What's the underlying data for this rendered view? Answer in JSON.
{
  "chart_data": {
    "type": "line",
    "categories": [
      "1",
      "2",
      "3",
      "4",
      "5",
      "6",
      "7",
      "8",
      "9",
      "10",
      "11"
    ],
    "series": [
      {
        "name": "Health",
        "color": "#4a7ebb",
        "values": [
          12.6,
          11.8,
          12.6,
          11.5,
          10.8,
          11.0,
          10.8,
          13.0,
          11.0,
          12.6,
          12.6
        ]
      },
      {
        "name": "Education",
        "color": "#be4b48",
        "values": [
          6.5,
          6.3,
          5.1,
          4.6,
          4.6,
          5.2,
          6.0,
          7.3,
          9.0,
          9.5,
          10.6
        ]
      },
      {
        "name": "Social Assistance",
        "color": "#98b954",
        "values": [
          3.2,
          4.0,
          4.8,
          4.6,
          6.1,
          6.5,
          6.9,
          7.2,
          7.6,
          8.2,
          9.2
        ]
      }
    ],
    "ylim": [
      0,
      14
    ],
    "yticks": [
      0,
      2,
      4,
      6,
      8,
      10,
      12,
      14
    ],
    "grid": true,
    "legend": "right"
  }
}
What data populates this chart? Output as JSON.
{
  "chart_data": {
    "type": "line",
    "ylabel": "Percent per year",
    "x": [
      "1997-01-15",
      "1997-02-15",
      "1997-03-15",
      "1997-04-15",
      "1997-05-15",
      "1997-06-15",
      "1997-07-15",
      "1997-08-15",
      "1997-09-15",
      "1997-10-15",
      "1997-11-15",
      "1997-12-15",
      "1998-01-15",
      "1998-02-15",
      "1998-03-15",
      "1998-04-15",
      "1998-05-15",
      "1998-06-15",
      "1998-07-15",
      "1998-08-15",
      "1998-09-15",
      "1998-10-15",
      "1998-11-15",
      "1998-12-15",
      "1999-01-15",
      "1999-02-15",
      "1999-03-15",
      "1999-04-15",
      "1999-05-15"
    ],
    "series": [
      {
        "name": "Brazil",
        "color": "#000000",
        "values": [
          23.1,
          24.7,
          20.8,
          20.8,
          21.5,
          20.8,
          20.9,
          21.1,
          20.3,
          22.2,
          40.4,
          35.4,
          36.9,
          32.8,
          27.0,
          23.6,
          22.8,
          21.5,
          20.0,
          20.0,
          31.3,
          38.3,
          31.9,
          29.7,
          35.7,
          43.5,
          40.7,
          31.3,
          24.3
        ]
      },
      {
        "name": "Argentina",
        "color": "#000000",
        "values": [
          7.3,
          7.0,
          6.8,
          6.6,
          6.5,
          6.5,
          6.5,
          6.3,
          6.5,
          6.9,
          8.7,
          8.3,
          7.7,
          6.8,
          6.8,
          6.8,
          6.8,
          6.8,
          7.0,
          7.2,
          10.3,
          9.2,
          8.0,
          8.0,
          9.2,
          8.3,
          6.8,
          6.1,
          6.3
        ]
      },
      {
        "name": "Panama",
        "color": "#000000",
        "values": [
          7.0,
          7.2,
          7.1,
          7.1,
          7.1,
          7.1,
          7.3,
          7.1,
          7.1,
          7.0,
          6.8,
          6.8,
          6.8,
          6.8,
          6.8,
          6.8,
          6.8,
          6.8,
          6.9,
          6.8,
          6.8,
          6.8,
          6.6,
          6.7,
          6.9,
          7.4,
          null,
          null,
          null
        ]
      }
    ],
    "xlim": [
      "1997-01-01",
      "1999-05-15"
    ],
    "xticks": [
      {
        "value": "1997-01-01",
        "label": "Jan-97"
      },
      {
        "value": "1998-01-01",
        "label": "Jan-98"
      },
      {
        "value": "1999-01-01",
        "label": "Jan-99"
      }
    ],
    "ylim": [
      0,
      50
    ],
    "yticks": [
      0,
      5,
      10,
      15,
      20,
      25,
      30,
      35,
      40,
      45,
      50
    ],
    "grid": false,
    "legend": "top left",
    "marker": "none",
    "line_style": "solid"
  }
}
•••••
**WHAT TO WORK ON**:
Extract the complete set of records unchanged.

**ANSWER TO THIS PROBLEM**:
What's the underlying data for this rendered view? Answer in JSON.
{
  "chart_data": {
    "type": "line",
    "categories": [
      "1",
      "2",
      "3",
      "4",
      "5",
      "6",
      "7",
      "8",
      "9",
      "10",
      "11"
    ],
    "series": [
      {
        "name": "Health",
        "color": "#4a7ebb",
        "values": [
          12.6,
          11.8,
          12.6,
          11.5,
          10.8,
          11.0,
          10.8,
          13.0,
          11.0,
          12.6,
          12.6
        ]
      },
      {
        "name": "Education",
        "color": "#be4b48",
        "values": [
          6.5,
          6.3,
          5.1,
          4.6,
          4.6,
          5.2,
          6.0,
          7.3,
          9.0,
          9.5,
          10.6
        ]
      },
      {
        "name": "Social Assistance",
        "color": "#98b954",
        "values": [
          3.2,
          4.0,
          4.8,
          4.6,
          6.1,
          6.5,
          6.9,
          7.2,
          7.6,
          8.2,
          9.2
        ]
      }
    ],
    "ylim": [
      0,
      14
    ],
    "yticks": [
      0,
      2,
      4,
      6,
      8,
      10,
      12,
      14
    ],
    "grid": true,
    "legend": "right"
  }
}
What data populates this chart? Output as JSON.
{
  "chart_data": {
    "type": "line",
    "ylabel": "Percent per year",
    "x": [
      "1997-01-15",
      "1997-02-15",
      "1997-03-15",
      "1997-04-15",
      "1997-05-15",
      "1997-06-15",
      "1997-07-15",
      "1997-08-15",
      "1997-09-15",
      "1997-10-15",
      "1997-11-15",
      "1997-12-15",
      "1998-01-15",
      "1998-02-15",
      "1998-03-15",
      "1998-04-15",
      "1998-05-15",
      "1998-06-15",
      "1998-07-15",
      "1998-08-15",
      "1998-09-15",
      "1998-10-15",
      "1998-11-15",
      "1998-12-15",
      "1999-01-15",
      "1999-02-15",
      "1999-03-15",
      "1999-04-15",
      "1999-05-15"
    ],
    "series": [
      {
        "name": "Brazil",
        "color": "#000000",
        "values": [
          23.1,
          24.7,
          20.8,
          20.8,
          21.5,
          20.8,
          20.9,
          21.1,
          20.3,
          22.2,
          40.4,
          35.4,
          36.9,
          32.8,
          27.0,
          23.6,
          22.8,
          21.5,
          20.0,
          20.0,
          31.3,
          38.3,
          31.9,
          29.7,
          35.7,
          43.5,
          40.7,
          31.3,
          24.3
        ]
      },
      {
        "name": "Argentina",
        "color": "#000000",
        "values": [
          7.3,
          7.0,
          6.8,
          6.6,
          6.5,
          6.5,
          6.5,
          6.3,
          6.5,
          6.9,
          8.7,
          8.3,
          7.7,
          6.8,
          6.8,
          6.8,
          6.8,
          6.8,
          7.0,
          7.2,
          10.3,
          9.2,
          8.0,
          8.0,
          9.2,
          8.3,
          6.8,
          6.1,
          6.3
        ]
      },
      {
        "name": "Panama",
        "color": "#000000",
        "values": [
          7.0,
          7.2,
          7.1,
          7.1,
          7.1,
          7.1,
          7.3,
          7.1,
          7.1,
          7.0,
          6.8,
          6.8,
          6.8,
          6.8,
          6.8,
          6.8,
          6.8,
          6.8,
          6.9,
          6.8,
          6.8,
          6.8,
          6.6,
          6.7,
          6.9,
          7.4,
          null,
          null,
          null
        ]
      }
    ],
    "xlim": [
      "1997-01-01",
      "1999-05-15"
    ],
    "xticks": [
      {
        "value": "1997-01-01",
        "label": "Jan-97"
      },
      {
        "value": "1998-01-01",
        "label": "Jan-98"
      },
      {
        "value": "1999-01-01",
        "label": "Jan-99"
      }
    ],
    "ylim": [
      0,
      50
    ],
    "yticks": [
      0,
      5,
      10,
      15,
      20,
      25,
      30,
      35,
      40,
      45,
      50
    ],
    "grid": false,
    "legend": "top left",
    "marker": "none",
    "line_style": "solid"
  }
}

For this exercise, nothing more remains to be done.